WHAT YOU HAVE TO DO →
Find the lines with "ребенка" in them and copy them out.
###
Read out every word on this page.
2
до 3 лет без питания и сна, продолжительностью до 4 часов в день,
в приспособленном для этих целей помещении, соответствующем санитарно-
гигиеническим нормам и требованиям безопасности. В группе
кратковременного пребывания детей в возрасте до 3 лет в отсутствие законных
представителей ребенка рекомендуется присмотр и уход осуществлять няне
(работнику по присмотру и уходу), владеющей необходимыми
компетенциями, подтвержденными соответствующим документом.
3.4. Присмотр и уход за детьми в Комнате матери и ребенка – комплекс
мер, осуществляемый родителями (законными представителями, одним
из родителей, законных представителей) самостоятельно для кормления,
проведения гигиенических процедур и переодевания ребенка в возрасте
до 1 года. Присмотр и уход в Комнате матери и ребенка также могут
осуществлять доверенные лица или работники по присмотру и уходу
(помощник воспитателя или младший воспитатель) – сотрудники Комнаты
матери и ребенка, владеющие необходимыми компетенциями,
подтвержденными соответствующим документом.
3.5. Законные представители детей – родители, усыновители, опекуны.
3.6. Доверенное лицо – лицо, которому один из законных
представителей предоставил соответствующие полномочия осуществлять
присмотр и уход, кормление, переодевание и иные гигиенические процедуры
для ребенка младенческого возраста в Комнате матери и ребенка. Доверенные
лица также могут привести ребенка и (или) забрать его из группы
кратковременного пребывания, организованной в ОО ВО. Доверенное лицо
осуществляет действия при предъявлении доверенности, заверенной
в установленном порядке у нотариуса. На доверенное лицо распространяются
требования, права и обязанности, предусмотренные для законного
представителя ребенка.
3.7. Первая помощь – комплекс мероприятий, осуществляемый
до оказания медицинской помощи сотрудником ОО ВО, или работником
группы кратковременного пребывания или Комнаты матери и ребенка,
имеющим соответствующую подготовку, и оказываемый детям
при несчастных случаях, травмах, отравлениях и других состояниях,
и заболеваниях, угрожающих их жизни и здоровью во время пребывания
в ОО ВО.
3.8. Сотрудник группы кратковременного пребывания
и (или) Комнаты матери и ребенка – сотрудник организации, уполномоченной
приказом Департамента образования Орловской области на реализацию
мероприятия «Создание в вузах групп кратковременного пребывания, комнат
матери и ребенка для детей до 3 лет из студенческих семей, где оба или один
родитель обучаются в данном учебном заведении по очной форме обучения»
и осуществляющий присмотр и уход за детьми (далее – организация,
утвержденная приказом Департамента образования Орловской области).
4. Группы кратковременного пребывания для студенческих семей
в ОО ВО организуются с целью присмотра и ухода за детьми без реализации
###
TASK ANSWER →
представителей ребенка рекомендуется присмотр и уход осуществлять няне
3.4. Присмотр и уход за детьми в Комнате матери и ребенка – комплекс
проведения гигиенических процедур и переодевания ребенка в возрасте
до 1 года. Присмотр и уход в Комнате матери и ребенка также могут
матери и ребенка, владеющие необходимыми компетенциями,
для ребенка младенческого возраста в Комнате матери и ребенка. Доверенные
лица также могут привести ребенка и (или) забрать его из группы
представителя ребенка.
группы кратковременного пребывания или Комнаты матери и ребенка,
и (или) Комнаты матери и ребенка – сотрудник организации, уполномоченной
матери и ребенка для детей до 3 лет из студенческих семей, где оба или один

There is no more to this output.